#### Extracted material:

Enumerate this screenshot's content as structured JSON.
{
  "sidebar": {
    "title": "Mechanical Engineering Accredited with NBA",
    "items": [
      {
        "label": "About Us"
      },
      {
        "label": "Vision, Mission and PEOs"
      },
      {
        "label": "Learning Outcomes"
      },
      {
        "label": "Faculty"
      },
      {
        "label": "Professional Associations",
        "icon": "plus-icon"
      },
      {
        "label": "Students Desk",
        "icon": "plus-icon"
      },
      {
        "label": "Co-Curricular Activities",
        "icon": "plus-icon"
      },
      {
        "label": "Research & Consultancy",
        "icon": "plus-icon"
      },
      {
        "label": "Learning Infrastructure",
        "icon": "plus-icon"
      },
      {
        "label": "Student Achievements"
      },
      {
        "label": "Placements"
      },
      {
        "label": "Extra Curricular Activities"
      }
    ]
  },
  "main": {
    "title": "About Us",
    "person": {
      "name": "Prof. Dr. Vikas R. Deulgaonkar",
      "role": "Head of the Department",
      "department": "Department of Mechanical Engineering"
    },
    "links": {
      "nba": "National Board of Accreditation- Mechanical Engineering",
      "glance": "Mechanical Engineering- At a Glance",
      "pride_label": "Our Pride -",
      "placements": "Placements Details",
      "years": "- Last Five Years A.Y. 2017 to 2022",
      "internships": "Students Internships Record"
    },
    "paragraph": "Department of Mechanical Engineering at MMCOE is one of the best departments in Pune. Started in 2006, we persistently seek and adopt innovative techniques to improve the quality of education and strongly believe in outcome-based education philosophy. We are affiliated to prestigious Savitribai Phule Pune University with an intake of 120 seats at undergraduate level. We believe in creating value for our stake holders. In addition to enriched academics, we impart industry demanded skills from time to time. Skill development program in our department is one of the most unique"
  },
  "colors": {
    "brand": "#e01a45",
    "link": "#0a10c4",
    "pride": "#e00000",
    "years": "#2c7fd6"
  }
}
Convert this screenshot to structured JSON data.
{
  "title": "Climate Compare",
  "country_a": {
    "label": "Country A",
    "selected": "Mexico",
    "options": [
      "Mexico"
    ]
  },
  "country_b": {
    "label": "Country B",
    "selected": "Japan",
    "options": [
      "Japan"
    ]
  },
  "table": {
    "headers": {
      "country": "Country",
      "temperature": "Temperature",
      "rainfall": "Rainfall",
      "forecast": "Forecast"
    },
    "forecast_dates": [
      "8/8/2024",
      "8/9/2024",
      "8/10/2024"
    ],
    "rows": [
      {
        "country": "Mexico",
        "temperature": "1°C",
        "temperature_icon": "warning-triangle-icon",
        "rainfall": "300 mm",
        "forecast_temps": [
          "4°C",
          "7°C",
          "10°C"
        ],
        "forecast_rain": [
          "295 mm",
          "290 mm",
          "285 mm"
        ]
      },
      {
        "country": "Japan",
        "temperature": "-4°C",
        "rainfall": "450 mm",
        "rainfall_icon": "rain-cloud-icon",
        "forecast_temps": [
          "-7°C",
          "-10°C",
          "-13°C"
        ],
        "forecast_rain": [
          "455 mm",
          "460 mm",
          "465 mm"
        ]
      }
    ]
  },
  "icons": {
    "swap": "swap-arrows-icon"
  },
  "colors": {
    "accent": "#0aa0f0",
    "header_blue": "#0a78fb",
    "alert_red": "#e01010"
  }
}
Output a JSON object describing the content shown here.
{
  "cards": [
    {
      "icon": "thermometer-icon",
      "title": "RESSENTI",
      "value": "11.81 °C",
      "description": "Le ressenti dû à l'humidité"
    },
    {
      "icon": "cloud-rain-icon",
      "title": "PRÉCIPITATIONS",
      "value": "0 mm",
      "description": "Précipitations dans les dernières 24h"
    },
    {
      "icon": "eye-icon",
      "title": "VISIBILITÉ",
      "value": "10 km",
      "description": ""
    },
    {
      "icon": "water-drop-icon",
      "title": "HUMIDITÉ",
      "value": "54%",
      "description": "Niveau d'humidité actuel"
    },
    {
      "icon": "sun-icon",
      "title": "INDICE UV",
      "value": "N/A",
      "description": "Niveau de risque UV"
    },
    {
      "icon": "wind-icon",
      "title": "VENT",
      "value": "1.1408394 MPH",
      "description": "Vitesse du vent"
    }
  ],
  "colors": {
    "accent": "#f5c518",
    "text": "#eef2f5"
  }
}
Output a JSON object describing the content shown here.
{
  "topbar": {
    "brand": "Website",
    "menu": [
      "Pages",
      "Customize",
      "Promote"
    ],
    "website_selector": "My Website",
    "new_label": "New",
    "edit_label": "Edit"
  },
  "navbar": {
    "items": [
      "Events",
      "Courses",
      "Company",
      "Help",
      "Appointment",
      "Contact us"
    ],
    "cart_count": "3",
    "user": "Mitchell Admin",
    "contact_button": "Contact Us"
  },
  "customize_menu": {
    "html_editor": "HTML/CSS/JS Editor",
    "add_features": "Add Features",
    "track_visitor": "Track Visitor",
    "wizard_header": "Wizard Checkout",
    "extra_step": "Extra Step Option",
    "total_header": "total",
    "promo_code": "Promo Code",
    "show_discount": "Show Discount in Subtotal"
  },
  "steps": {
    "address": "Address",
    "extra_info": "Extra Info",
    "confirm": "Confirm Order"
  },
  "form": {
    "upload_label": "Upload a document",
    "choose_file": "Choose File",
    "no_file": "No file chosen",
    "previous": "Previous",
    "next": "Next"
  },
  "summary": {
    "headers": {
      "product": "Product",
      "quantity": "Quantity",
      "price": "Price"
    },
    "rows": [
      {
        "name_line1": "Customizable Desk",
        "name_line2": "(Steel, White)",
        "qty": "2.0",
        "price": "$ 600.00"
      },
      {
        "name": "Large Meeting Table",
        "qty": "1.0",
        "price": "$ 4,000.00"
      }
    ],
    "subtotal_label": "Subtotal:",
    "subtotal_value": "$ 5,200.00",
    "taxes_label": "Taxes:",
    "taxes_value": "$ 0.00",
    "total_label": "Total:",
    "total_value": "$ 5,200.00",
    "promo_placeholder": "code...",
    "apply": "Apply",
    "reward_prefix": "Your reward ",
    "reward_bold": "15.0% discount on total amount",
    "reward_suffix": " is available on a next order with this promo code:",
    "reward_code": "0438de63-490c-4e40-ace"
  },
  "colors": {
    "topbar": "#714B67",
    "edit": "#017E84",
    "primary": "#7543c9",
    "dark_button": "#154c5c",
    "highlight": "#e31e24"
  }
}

#### Stated problem:
All of the records must be retyped exactly as they are.

#### Result below:
Enumerate this screenshot's content as structured JSON.
{
  "sidebar": {
    "title": "Mechanical Engineering Accredited with NBA",
    "items": [
      {
        "label": "About Us"
      },
      {
        "label": "Vision, Mission and PEOs"
      },
      {
        "label": "Learning Outcomes"
      },
      {
        "label": "Faculty"
      },
      {
        "label": "Professional Associations",
        "icon": "plus-icon"
      },
      {
        "label": "Students Desk",
        "icon": "plus-icon"
      },
      {
        "label": "Co-Curricular Activities",
        "icon": "plus-icon"
      },
      {
        "label": "Research & Consultancy",
        "icon": "plus-icon"
      },
      {
        "label": "Learning Infrastructure",
        "icon": "plus-icon"
      },
      {
        "label": "Student Achievements"
      },
      {
        "label": "Placements"
      },
      {
        "label": "Extra Curricular Activities"
      }
    ]
  },
  "main": {
    "title": "About Us",
    "person": {
      "name": "Prof. Dr. Vikas R. Deulgaonkar",
      "role": "Head of the Department",
      "department": "Department of Mechanical Engineering"
    },
    "links": {
      "nba": "National Board of Accreditation- Mechanical Engineering",
      "glance": "Mechanical Engineering- At a Glance",
      "pride_label": "Our Pride -",
      "placements": "Placements Details",
      "years": "- Last Five Years A.Y. 2017 to 2022",
      "internships": "Students Internships Record"
    },
    "paragraph": "Department of Mechanical Engineering at MMCOE is one of the best departments in Pune. Started in 2006, we persistently seek and adopt innovative techniques to improve the quality of education and strongly believe in outcome-based education philosophy. We are affiliated to prestigious Savitribai Phule Pune University with an intake of 120 seats at undergraduate level. We believe in creating value for our stake holders. In addition to enriched academics, we impart industry demanded skills from time to time. Skill development program in our department is one of the most unique"
  },
  "colors": {
    "brand": "#e01a45",
    "link": "#0a10c4",
    "pride": "#e00000",
    "years": "#2c7fd6"
  }
}
Convert this screenshot to structured JSON data.
{
  "title": "Climate Compare",
  "country_a": {
    "label": "Country A",
    "selected": "Mexico",
    "options": [
      "Mexico"
    ]
  },
  "country_b": {
    "label": "Country B",
    "selected": "Japan",
    "options": [
      "Japan"
    ]
  },
  "table": {
    "headers": {
      "country": "Country",
      "temperature": "Temperature",
      "rainfall": "Rainfall",
      "forecast": "Forecast"
    },
    "forecast_dates": [
      "8/8/2024",
      "8/9/2024",
      "8/10/2024"
    ],
    "rows": [
      {
        "country": "Mexico",
        "temperature": "1°C",
        "temperature_icon": "warning-triangle-icon",
        "rainfall": "300 mm",
        "forecast_temps": [
          "4°C",
          "7°C",
          "10°C"
        ],
        "forecast_rain": [
          "295 mm",
          "290 mm",
          "285 mm"
        ]
      },
      {
        "country": "Japan",
        "temperature": "-4°C",
        "rainfall": "450 mm",
        "rainfall_icon": "rain-cloud-icon",
        "forecast_temps": [
          "-7°C",
          "-10°C",
          "-13°C"
        ],
        "forecast_rain": [
          "455 mm",
          "460 mm",
          "465 mm"
        ]
      }
    ]
  },
  "icons": {
    "swap": "swap-arrows-icon"
  },
  "colors": {
    "accent": "#0aa0f0",
    "header_blue": "#0a78fb",
    "alert_red": "#e01010"
  }
}
Output a JSON object describing the content shown here.
{
  "cards": [
    {
      "icon": "thermometer-icon",
      "title": "RESSENTI",
      "value": "11.81 °C",
      "description": "Le ressenti dû à l'humidité"
    },
    {
      "icon": "cloud-rain-icon",
      "title": "PRÉCIPITATIONS",
      "value": "0 mm",
      "description": "Précipitations dans les dernières 24h"
    },
    {
      "icon": "eye-icon",
      "title": "VISIBILITÉ",
      "value": "10 km",
      "description": ""
    },
    {
      "icon": "water-drop-icon",
      "title": "HUMIDITÉ",
      "value": "54%",
      "description": "Niveau d'humidité actuel"
    },
    {
      "icon": "sun-icon",
      "title": "INDICE UV",
      "value": "N/A",
      "description": "Niveau de risque UV"
    },
    {
      "icon": "wind-icon",
      "title": "VENT",
      "value": "1.1408394 MPH",
      "description": "Vitesse du vent"
    }
  ],
  "colors": {
    "accent": "#f5c518",
    "text": "#eef2f5"
  }
}
Output a JSON object describing the content shown here.
{
  "topbar": {
    "brand": "Website",
    "menu": [
      "Pages",
      "Customize",
      "Promote"
    ],
    "website_selector": "My Website",
    "new_label": "New",
    "edit_label": "Edit"
  },
  "navbar": {
    "items": [
      "Events",
      "Courses",
      "Company",
      "Help",
      "Appointment",
      "Contact us"
    ],
    "cart_count": "3",
    "user": "Mitchell Admin",
    "contact_button": "Contact Us"
  },
  "customize_menu": {
    "html_editor": "HTML/CSS/JS Editor",
    "add_features": "Add Features",
    "track_visitor": "Track Visitor",
    "wizard_header": "Wizard Checkout",
    "extra_step": "Extra Step Option",
    "total_header": "total",
    "promo_code": "Promo Code",
    "show_discount": "Show Discount in Subtotal"
  },
  "steps": {
    "address": "Address",
    "extra_info": "Extra Info",
    "confirm": "Confirm Order"
  },
  "form": {
    "upload_label": "Upload a document",
    "choose_file": "Choose File",
    "no_file": "No file chosen",
    "previous": "Previous",
    "next": "Next"
  },
  "summary": {
    "headers": {
      "product": "Product",
      "quantity": "Quantity",
      "price": "Price"
    },
    "rows": [
      {
        "name_line1": "Customizable Desk",
        "name_line2": "(Steel, White)",
        "qty": "2.0",
        "price": "$ 600.00"
      },
      {
        "name": "Large Meeting Table",
        "qty": "1.0",
        "price": "$ 4,000.00"
      }
    ],
    "subtotal_label": "Subtotal:",
    "subtotal_value": "$ 5,200.00",
    "taxes_label": "Taxes:",
    "taxes_value": "$ 0.00",
    "total_label": "Total:",
    "total_value": "$ 5,200.00",
    "promo_placeholder": "code...",
    "apply": "Apply",
    "reward_prefix": "Your reward ",
    "reward_bold": "15.0% discount on total amount",
    "reward_suffix": " is available on a next order with this promo code:",
    "reward_code": "0438de63-490c-4e40-ace"
  },
  "colors": {
    "topbar": "#714B67",
    "edit": "#017E84",
    "primary": "#7543c9",
    "dark_button": "#154c5c",
    "highlight": "#e31e24"
  }
}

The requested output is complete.